MATERIAL SHOWN »
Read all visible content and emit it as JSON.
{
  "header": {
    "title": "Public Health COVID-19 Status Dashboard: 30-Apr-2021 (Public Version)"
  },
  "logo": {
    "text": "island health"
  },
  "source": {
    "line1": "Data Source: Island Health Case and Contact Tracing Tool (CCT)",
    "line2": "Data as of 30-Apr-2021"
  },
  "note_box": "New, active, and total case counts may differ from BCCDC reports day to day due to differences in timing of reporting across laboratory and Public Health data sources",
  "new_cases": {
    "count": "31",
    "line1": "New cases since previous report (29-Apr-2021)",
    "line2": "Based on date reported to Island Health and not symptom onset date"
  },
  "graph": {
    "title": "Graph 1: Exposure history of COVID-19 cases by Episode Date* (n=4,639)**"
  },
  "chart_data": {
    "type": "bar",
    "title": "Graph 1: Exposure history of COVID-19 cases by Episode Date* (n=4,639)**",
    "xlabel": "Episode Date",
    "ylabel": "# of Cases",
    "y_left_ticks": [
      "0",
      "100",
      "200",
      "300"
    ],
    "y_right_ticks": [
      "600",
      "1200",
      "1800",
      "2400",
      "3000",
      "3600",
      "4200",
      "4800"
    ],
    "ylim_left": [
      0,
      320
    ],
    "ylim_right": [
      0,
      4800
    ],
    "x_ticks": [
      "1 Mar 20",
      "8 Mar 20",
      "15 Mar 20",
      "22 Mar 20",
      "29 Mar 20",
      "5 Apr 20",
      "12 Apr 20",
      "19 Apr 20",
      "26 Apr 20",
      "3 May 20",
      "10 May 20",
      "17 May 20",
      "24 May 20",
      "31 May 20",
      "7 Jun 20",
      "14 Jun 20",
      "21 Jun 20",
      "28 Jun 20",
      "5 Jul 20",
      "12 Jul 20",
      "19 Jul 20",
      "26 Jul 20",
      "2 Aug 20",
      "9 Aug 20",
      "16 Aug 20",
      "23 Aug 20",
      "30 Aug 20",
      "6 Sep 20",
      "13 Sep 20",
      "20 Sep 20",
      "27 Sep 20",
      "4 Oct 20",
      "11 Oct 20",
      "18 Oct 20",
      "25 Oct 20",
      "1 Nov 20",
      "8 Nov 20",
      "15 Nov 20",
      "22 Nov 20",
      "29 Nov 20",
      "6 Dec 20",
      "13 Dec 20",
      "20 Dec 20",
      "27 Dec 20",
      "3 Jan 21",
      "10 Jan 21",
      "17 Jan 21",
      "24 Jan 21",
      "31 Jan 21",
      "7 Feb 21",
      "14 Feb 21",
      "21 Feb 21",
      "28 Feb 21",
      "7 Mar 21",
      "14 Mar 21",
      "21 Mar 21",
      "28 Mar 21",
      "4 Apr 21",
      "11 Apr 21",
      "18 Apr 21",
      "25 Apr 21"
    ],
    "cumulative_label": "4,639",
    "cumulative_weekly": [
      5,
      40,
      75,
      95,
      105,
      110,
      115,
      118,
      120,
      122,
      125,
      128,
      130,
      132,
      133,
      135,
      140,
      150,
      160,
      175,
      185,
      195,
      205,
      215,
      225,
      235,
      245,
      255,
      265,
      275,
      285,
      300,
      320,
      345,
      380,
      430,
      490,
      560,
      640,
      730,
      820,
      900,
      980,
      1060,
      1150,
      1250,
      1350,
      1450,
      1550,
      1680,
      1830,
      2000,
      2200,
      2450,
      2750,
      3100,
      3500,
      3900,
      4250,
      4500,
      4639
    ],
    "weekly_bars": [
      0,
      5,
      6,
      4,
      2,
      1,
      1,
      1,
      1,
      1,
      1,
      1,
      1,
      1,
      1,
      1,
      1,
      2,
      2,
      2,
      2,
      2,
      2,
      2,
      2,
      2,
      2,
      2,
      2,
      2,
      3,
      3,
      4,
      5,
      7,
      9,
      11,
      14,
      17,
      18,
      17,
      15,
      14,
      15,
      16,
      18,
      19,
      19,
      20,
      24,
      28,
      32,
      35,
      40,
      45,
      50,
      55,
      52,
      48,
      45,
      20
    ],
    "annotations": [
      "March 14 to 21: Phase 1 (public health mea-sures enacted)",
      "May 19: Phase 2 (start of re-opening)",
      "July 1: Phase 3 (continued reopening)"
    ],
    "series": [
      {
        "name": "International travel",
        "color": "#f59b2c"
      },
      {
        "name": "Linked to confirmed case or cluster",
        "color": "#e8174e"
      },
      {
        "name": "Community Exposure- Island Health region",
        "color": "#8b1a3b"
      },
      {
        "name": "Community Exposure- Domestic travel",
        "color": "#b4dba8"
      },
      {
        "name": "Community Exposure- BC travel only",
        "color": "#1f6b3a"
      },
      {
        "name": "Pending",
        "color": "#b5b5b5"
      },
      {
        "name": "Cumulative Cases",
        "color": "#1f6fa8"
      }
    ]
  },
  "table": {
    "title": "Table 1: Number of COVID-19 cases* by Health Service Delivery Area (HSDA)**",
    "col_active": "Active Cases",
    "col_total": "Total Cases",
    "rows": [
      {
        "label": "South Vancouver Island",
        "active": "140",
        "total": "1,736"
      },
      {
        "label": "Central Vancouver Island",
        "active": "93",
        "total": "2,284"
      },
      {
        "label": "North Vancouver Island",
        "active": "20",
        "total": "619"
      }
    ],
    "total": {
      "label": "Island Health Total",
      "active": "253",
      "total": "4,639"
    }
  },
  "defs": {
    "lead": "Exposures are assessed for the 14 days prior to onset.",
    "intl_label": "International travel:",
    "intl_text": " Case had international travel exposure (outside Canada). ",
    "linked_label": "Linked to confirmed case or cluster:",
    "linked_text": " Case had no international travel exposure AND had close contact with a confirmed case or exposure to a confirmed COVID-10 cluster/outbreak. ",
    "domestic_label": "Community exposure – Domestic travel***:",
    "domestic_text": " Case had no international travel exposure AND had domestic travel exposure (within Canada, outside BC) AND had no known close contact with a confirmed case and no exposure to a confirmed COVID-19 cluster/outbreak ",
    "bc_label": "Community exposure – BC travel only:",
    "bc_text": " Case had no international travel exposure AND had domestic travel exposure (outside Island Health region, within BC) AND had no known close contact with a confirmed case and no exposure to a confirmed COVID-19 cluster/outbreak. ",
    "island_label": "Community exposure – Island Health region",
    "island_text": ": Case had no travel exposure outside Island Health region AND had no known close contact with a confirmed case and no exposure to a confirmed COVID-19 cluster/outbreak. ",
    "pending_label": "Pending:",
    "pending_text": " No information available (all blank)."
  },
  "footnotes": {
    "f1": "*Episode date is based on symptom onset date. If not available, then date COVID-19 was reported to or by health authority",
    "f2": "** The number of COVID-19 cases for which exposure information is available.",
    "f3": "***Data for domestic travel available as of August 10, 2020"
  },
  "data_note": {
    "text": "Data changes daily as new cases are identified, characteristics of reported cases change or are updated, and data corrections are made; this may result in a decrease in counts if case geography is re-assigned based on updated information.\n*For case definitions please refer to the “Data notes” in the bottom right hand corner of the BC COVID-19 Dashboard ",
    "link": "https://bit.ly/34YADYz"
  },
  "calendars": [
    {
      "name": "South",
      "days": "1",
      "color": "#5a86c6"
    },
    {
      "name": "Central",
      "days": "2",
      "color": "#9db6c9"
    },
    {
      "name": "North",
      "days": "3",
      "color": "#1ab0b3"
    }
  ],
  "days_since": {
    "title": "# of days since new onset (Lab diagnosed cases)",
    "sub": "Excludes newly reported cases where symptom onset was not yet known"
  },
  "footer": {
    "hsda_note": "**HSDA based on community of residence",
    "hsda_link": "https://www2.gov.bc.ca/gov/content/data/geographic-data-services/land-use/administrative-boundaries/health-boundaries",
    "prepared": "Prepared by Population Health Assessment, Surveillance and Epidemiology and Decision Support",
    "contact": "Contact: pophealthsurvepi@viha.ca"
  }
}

TASK GOAL » Give the number of lines in the material above that have the word "Episode" in them, and nothing more.

RESPONSE BELOW » 4